>>>>>

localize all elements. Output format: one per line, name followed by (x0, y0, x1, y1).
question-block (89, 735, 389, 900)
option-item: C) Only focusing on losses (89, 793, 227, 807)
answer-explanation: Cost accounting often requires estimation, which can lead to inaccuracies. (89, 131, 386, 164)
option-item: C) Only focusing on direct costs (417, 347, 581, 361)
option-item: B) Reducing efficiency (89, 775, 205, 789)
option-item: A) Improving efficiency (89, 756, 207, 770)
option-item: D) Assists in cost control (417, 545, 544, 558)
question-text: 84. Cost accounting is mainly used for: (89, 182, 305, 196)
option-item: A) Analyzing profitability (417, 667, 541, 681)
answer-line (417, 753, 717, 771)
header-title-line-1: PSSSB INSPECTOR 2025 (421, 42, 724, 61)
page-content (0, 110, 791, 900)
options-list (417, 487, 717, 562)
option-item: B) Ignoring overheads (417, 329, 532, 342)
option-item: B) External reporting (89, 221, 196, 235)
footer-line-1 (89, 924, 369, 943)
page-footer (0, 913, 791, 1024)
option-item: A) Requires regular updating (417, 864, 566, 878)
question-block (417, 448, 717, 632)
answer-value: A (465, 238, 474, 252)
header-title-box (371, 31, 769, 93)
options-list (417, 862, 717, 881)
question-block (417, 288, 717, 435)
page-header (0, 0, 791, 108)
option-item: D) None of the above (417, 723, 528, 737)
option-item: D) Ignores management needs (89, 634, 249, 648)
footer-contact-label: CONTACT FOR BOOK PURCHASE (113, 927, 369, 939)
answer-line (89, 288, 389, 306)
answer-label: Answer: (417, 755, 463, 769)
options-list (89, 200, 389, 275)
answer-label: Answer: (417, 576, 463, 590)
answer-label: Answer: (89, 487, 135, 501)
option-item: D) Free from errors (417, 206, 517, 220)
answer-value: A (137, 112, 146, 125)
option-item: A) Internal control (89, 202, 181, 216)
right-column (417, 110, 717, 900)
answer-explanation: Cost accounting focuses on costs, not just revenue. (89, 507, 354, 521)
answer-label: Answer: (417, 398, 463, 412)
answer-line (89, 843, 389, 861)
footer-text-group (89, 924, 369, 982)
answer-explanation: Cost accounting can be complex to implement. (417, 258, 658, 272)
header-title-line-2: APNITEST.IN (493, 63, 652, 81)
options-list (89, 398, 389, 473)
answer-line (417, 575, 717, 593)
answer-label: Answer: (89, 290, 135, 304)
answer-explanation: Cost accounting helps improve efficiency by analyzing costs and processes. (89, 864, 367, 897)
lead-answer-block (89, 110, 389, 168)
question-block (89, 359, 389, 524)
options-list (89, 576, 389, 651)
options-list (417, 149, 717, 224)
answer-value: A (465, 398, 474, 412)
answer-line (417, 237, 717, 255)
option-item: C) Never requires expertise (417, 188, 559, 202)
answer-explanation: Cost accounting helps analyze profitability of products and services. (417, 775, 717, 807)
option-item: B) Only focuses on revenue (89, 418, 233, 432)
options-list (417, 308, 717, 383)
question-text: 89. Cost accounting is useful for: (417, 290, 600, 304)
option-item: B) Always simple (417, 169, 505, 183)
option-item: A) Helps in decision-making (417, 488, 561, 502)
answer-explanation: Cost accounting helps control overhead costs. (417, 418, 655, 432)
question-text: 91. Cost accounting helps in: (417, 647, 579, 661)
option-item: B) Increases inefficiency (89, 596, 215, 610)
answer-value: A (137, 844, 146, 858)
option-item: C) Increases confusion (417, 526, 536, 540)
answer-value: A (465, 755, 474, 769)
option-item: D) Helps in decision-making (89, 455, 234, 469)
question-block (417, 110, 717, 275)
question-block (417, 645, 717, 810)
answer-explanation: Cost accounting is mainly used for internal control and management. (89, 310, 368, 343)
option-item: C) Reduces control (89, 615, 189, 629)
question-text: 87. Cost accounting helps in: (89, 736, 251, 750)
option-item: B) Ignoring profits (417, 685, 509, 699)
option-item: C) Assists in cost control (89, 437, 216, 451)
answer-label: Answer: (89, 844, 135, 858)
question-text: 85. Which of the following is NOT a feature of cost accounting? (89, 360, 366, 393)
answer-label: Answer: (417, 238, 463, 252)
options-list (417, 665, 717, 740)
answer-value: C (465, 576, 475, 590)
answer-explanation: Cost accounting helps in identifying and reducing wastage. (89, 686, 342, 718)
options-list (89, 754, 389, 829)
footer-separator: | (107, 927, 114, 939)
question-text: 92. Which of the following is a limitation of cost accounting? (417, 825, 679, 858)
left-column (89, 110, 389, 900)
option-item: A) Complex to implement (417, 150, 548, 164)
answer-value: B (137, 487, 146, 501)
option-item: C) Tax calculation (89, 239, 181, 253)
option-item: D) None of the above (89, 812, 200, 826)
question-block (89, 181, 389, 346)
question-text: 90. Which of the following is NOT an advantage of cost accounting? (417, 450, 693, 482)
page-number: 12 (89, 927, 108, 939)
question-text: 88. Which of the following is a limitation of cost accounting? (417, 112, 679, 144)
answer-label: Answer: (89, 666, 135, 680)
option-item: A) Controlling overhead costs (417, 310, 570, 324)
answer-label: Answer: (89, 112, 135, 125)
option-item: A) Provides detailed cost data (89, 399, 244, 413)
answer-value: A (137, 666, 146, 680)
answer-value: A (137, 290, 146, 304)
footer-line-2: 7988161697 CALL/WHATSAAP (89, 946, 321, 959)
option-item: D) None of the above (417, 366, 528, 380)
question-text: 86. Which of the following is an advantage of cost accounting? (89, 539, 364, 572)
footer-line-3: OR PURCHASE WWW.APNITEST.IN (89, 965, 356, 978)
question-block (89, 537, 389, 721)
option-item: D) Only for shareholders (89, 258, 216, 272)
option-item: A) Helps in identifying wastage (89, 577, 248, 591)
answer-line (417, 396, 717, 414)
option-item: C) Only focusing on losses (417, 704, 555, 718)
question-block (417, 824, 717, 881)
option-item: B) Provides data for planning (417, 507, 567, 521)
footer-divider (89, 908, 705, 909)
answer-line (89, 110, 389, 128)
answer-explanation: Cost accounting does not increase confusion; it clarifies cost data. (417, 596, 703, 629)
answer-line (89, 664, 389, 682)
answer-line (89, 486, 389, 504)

<<<<<

■ Exercise: Repeat the items with "option-item" switched to "choice-item" wherever it occurs, keeping everything else unchanged.

■ Answer in full:
localize all elements. Output format: one per line, name followed by (x0, y0, x1, y1).
question-block (89, 735, 389, 900)
choice-item: C) Only focusing on losses (89, 793, 227, 807)
answer-explanation: Cost accounting often requires estimation, which can lead to inaccuracies. (89, 131, 386, 164)
choice-item: C) Only focusing on direct costs (417, 347, 581, 361)
choice-item: B) Reducing efficiency (89, 775, 205, 789)
choice-item: A) Improving efficiency (89, 756, 207, 770)
choice-item: D) Assists in cost control (417, 545, 544, 558)
question-text: 84. Cost accounting is mainly used for: (89, 182, 305, 196)
choice-item: A) Analyzing profitability (417, 667, 541, 681)
answer-line (417, 753, 717, 771)
header-title-line-1: PSSSB INSPECTOR 2025 (421, 42, 724, 61)
page-content (0, 110, 791, 900)
options-list (417, 487, 717, 562)
choice-item: B) Ignoring overheads (417, 329, 532, 342)
choice-item: B) External reporting (89, 221, 196, 235)
footer-line-1 (89, 924, 369, 943)
page-footer (0, 913, 791, 1024)
choice-item: A) Requires regular updating (417, 864, 566, 878)
question-block (417, 448, 717, 632)
answer-value: A (465, 238, 474, 252)
header-title-box (371, 31, 769, 93)
options-list (417, 862, 717, 881)
question-block (417, 288, 717, 435)
page-header (0, 0, 791, 108)
choice-item: D) None of the above (417, 723, 528, 737)
choice-item: D) Ignores management needs (89, 634, 249, 648)
footer-contact-label: CONTACT FOR BOOK PURCHASE (113, 927, 369, 939)
answer-line (89, 288, 389, 306)
answer-label: Answer: (417, 755, 463, 769)
options-list (89, 200, 389, 275)
answer-label: Answer: (417, 576, 463, 590)
answer-label: Answer: (89, 487, 135, 501)
choice-item: D) Free from errors (417, 206, 517, 220)
answer-value: A (137, 112, 146, 125)
choice-item: A) Internal control (89, 202, 181, 216)
right-column (417, 110, 717, 900)
answer-explanation: Cost accounting focuses on costs, not just revenue. (89, 507, 354, 521)
answer-label: Answer: (417, 398, 463, 412)
answer-line (89, 843, 389, 861)
footer-text-group (89, 924, 369, 982)
answer-explanation: Cost accounting can be complex to implement. (417, 258, 658, 272)
header-title-line-2: APNITEST.IN (493, 63, 652, 81)
options-list (89, 398, 389, 473)
answer-line (417, 575, 717, 593)
answer-label: Answer: (89, 290, 135, 304)
answer-explanation: Cost accounting helps improve efficiency by analyzing costs and processes. (89, 864, 367, 897)
lead-answer-block (89, 110, 389, 168)
question-block (89, 359, 389, 524)
options-list (89, 576, 389, 651)
options-list (417, 149, 717, 224)
answer-value: A (465, 398, 474, 412)
answer-line (417, 237, 717, 255)
choice-item: C) Never requires expertise (417, 188, 559, 202)
answer-explanation: Cost accounting helps analyze profitability of products and services. (417, 775, 717, 807)
choice-item: B) Only focuses on revenue (89, 418, 233, 432)
options-list (417, 308, 717, 383)
question-text: 89. Cost accounting is useful for: (417, 290, 600, 304)
choice-item: B) Always simple (417, 169, 505, 183)
choice-item: A) Helps in decision-making (417, 488, 561, 502)
answer-explanation: Cost accounting helps control overhead costs. (417, 418, 655, 432)
question-text: 91. Cost accounting helps in: (417, 647, 579, 661)
choice-item: B) Increases inefficiency (89, 596, 215, 610)
answer-value: A (137, 844, 146, 858)
choice-item: C) Increases confusion (417, 526, 536, 540)
answer-value: A (465, 755, 474, 769)
choice-item: D) Helps in decision-making (89, 455, 234, 469)
question-block (417, 110, 717, 275)
question-block (417, 645, 717, 810)
answer-explanation: Cost accounting is mainly used for internal control and management. (89, 310, 368, 343)
choice-item: C) Reduces control (89, 615, 189, 629)
question-text: 87. Cost accounting helps in: (89, 736, 251, 750)
choice-item: B) Ignoring profits (417, 685, 509, 699)
choice-item: C) Assists in cost control (89, 437, 216, 451)
answer-label: Answer: (89, 844, 135, 858)
question-text: 85. Which of the following is NOT a feature of cost accounting? (89, 360, 366, 393)
answer-label: Answer: (417, 238, 463, 252)
options-list (417, 665, 717, 740)
answer-value: C (465, 576, 475, 590)
answer-explanation: Cost accounting helps in identifying and reducing wastage. (89, 686, 342, 718)
options-list (89, 754, 389, 829)
footer-separator: | (107, 927, 114, 939)
question-text: 92. Which of the following is a limitation of cost accounting? (417, 825, 679, 858)
left-column (89, 110, 389, 900)
choice-item: A) Complex to implement (417, 150, 548, 164)
answer-value: B (137, 487, 146, 501)
choice-item: C) Tax calculation (89, 239, 181, 253)
choice-item: D) None of the above (89, 812, 200, 826)
question-block (89, 181, 389, 346)
question-text: 90. Which of the following is NOT an advantage of cost accounting? (417, 450, 693, 482)
page-number: 12 (89, 927, 108, 939)
question-text: 88. Which of the following is a limitation of cost accounting? (417, 112, 679, 144)
answer-label: Answer: (89, 666, 135, 680)
choice-item: A) Controlling overhead costs (417, 310, 570, 324)
answer-label: Answer: (89, 112, 135, 125)
choice-item: A) Provides detailed cost data (89, 399, 244, 413)
answer-value: A (137, 666, 146, 680)
answer-value: A (137, 290, 146, 304)
footer-line-2: 7988161697 CALL/WHATSAAP (89, 946, 321, 959)
choice-item: D) None of the above (417, 366, 528, 380)
question-text: 86. Which of the following is an advantage of cost accounting? (89, 539, 364, 572)
footer-line-3: OR PURCHASE WWW.APNITEST.IN (89, 965, 356, 978)
question-block (89, 537, 389, 721)
choice-item: D) Only for shareholders (89, 258, 216, 272)
choice-item: A) Helps in identifying wastage (89, 577, 248, 591)
answer-line (417, 396, 717, 414)
choice-item: C) Only focusing on losses (417, 704, 555, 718)
question-block (417, 824, 717, 881)
choice-item: B) Provides data for planning (417, 507, 567, 521)
footer-divider (89, 908, 705, 909)
answer-line (89, 110, 389, 128)
answer-explanation: Cost accounting does not increase confusion; it clarifies cost data. (417, 596, 703, 629)
answer-line (89, 664, 389, 682)
answer-line (89, 486, 389, 504)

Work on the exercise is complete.